Task prompt »
Write out the records below once more, exactly as they stand.

Structured figure records:
--- Begin ---

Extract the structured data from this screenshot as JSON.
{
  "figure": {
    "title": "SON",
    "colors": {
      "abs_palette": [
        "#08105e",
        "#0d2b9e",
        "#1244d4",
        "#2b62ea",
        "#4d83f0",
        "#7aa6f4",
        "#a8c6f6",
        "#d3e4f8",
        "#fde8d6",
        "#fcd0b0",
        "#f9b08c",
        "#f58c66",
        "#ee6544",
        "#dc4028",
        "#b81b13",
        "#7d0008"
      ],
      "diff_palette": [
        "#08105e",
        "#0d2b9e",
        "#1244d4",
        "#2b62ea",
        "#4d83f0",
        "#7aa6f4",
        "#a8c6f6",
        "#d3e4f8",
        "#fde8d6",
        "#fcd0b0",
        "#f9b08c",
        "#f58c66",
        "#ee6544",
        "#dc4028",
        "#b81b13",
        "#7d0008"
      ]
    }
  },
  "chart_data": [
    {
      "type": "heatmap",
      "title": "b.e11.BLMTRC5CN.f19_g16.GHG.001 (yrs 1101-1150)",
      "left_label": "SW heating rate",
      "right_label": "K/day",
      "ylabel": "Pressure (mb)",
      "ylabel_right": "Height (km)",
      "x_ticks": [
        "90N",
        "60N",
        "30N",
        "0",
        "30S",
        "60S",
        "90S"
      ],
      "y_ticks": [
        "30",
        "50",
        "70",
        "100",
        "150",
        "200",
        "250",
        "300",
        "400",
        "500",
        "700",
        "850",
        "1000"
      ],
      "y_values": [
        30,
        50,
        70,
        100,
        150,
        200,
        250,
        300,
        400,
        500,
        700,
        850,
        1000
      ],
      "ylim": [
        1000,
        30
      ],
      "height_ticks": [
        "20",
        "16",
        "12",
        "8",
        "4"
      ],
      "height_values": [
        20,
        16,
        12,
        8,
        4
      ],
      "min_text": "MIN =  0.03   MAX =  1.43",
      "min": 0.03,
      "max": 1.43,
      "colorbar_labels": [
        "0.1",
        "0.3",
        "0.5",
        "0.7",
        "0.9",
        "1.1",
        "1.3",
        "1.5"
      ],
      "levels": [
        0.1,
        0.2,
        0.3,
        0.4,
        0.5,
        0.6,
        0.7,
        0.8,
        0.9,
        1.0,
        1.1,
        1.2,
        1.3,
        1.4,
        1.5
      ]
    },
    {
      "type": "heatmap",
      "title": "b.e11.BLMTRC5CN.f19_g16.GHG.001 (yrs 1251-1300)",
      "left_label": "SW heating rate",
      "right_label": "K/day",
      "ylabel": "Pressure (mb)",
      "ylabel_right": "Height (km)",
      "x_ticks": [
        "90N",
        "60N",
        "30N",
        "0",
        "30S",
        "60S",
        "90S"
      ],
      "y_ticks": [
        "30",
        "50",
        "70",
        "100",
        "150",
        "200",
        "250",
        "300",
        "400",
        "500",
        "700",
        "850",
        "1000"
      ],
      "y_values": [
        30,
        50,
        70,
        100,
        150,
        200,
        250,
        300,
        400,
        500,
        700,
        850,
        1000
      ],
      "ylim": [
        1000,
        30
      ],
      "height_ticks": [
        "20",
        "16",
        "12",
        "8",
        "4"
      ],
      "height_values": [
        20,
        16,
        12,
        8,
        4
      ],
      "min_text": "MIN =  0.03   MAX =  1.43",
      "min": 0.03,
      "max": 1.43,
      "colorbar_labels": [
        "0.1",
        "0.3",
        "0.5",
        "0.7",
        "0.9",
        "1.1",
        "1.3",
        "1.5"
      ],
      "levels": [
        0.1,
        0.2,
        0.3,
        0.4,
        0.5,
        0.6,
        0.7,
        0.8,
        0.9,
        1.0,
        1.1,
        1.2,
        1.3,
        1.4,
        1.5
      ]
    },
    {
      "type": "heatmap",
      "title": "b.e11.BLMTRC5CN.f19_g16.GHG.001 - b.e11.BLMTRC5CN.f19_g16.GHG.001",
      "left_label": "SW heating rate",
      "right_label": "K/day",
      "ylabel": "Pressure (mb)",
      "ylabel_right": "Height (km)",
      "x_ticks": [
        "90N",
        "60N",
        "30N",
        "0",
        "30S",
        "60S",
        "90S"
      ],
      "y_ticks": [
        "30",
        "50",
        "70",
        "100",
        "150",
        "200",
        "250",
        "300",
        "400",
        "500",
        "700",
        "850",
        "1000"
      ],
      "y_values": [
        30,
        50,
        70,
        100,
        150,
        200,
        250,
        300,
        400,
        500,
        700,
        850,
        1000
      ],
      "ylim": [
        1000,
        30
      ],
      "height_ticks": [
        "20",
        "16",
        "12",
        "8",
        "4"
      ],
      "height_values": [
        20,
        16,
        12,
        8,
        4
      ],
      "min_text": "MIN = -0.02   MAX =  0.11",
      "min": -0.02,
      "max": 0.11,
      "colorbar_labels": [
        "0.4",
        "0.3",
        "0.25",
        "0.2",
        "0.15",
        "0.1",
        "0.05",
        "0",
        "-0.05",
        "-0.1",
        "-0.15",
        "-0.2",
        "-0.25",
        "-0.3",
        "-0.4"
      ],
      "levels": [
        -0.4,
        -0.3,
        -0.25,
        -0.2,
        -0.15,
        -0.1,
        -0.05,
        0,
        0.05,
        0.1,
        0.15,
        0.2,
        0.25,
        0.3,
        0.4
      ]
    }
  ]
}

--- End ---

Output below »
Extract the structured data from this screenshot as JSON.
{
  "figure": {
    "title": "SON",
    "colors": {
      "abs_palette": [
        "#08105e",
        "#0d2b9e",
        "#1244d4",
        "#2b62ea",
        "#4d83f0",
        "#7aa6f4",
        "#a8c6f6",
        "#d3e4f8",
        "#fde8d6",
        "#fcd0b0",
        "#f9b08c",
        "#f58c66",
        "#ee6544",
        "#dc4028",
        "#b81b13",
        "#7d0008"
      ],
      "diff_palette": [
        "#08105e",
        "#0d2b9e",
        "#1244d4",
        "#2b62ea",
        "#4d83f0",
        "#7aa6f4",
        "#a8c6f6",
        "#d3e4f8",
        "#fde8d6",
        "#fcd0b0",
        "#f9b08c",
        "#f58c66",
        "#ee6544",
        "#dc4028",
        "#b81b13",
        "#7d0008"
      ]
    }
  },
  "chart_data": [
    {
      "type": "heatmap",
      "title": "b.e11.BLMTRC5CN.f19_g16.GHG.001 (yrs 1101-1150)",
      "left_label": "SW heating rate",
      "right_label": "K/day",
      "ylabel": "Pressure (mb)",
      "ylabel_right": "Height (km)",
      "x_ticks": [
        "90N",
        "60N",
        "30N",
        "0",
        "30S",
        "60S",
        "90S"
      ],
      "y_ticks": [
        "30",
        "50",
        "70",
        "100",
        "150",
        "200",
        "250",
        "300",
        "400",
        "500",
        "700",
        "850",
        "1000"
      ],
      "y_values": [
        30,
        50,
        70,
        100,
        150,
        200,
        250,
        300,
        400,
        500,
        700,
        850,
        1000
      ],
      "ylim": [
        1000,
        30
      ],
      "height_ticks": [
        "20",
        "16",
        "12",
        "8",
        "4"
      ],
      "height_values": [
        20,
        16,
        12,
        8,
        4
      ],
      "min_text": "MIN =  0.03   MAX =  1.43",
      "min": 0.03,
      "max": 1.43,
      "colorbar_labels": [
        "0.1",
        "0.3",
        "0.5",
        "0.7",
        "0.9",
        "1.1",
        "1.3",
        "1.5"
      ],
      "levels": [
        0.1,
        0.2,
        0.3,
        0.4,
        0.5,
        0.6,
        0.7,
        0.8,
        0.9,
        1.0,
        1.1,
        1.2,
        1.3,
        1.4,
        1.5
      ]
    },
    {
      "type": "heatmap",
      "title": "b.e11.BLMTRC5CN.f19_g16.GHG.001 (yrs 1251-1300)",
      "left_label": "SW heating rate",
      "right_label": "K/day",
      "ylabel": "Pressure (mb)",
      "ylabel_right": "Height (km)",
      "x_ticks": [
        "90N",
        "60N",
        "30N",
        "0",
        "30S",
        "60S",
        "90S"
      ],
      "y_ticks": [
        "30",
        "50",
        "70",
        "100",
        "150",
        "200",
        "250",
        "300",
        "400",
        "500",
        "700",
        "850",
        "1000"
      ],
      "y_values": [
        30,
        50,
        70,
        100,
        150,
        200,
        250,
        300,
        400,
        500,
        700,
        850,
        1000
      ],
      "ylim": [
        1000,
        30
      ],
      "height_ticks": [
        "20",
        "16",
        "12",
        "8",
        "4"
      ],
      "height_values": [
        20,
        16,
        12,
        8,
        4
      ],
      "min_text": "MIN =  0.03   MAX =  1.43",
      "min": 0.03,
      "max": 1.43,
      "colorbar_labels": [
        "0.1",
        "0.3",
        "0.5",
        "0.7",
        "0.9",
        "1.1",
        "1.3",
        "1.5"
      ],
      "levels": [
        0.1,
        0.2,
        0.3,
        0.4,
        0.5,
        0.6,
        0.7,
        0.8,
        0.9,
        1.0,
        1.1,
        1.2,
        1.3,
        1.4,
        1.5
      ]
    },
    {
      "type": "heatmap",
      "title": "b.e11.BLMTRC5CN.f19_g16.GHG.001 - b.e11.BLMTRC5CN.f19_g16.GHG.001",
      "left_label": "SW heating rate",
      "right_label": "K/day",
      "ylabel": "Pressure (mb)",
      "ylabel_right": "Height (km)",
      "x_ticks": [
        "90N",
        "60N",
        "30N",
        "0",
        "30S",
        "60S",
        "90S"
      ],
      "y_ticks": [
        "30",
        "50",
        "70",
        "100",
        "150",
        "200",
        "250",
        "300",
        "400",
        "500",
        "700",
        "850",
        "1000"
      ],
      "y_values": [
        30,
        50,
        70,
        100,
        150,
        200,
        250,
        300,
        400,
        500,
        700,
        850,
        1000
      ],
      "ylim": [
        1000,
        30
      ],
      "height_ticks": [
        "20",
        "16",
        "12",
        "8",
        "4"
      ],
      "height_values": [
        20,
        16,
        12,
        8,
        4
      ],
      "min_text": "MIN = -0.02   MAX =  0.11",
      "min": -0.02,
      "max": 0.11,
      "colorbar_labels": [
        "0.4",
        "0.3",
        "0.25",
        "0.2",
        "0.15",
        "0.1",
        "0.05",
        "0",
        "-0.05",
        "-0.1",
        "-0.15",
        "-0.2",
        "-0.25",
        "-0.3",
        "-0.4"
      ],
      "levels": [
        -0.4,
        -0.3,
        -0.25,
        -0.2,
        -0.15,
        -0.1,
        -0.05,
        0,
        0.05,
        0.1,
        0.15,
        0.2,
        0.25,
        0.3,
        0.4
      ]
    }
  ]
}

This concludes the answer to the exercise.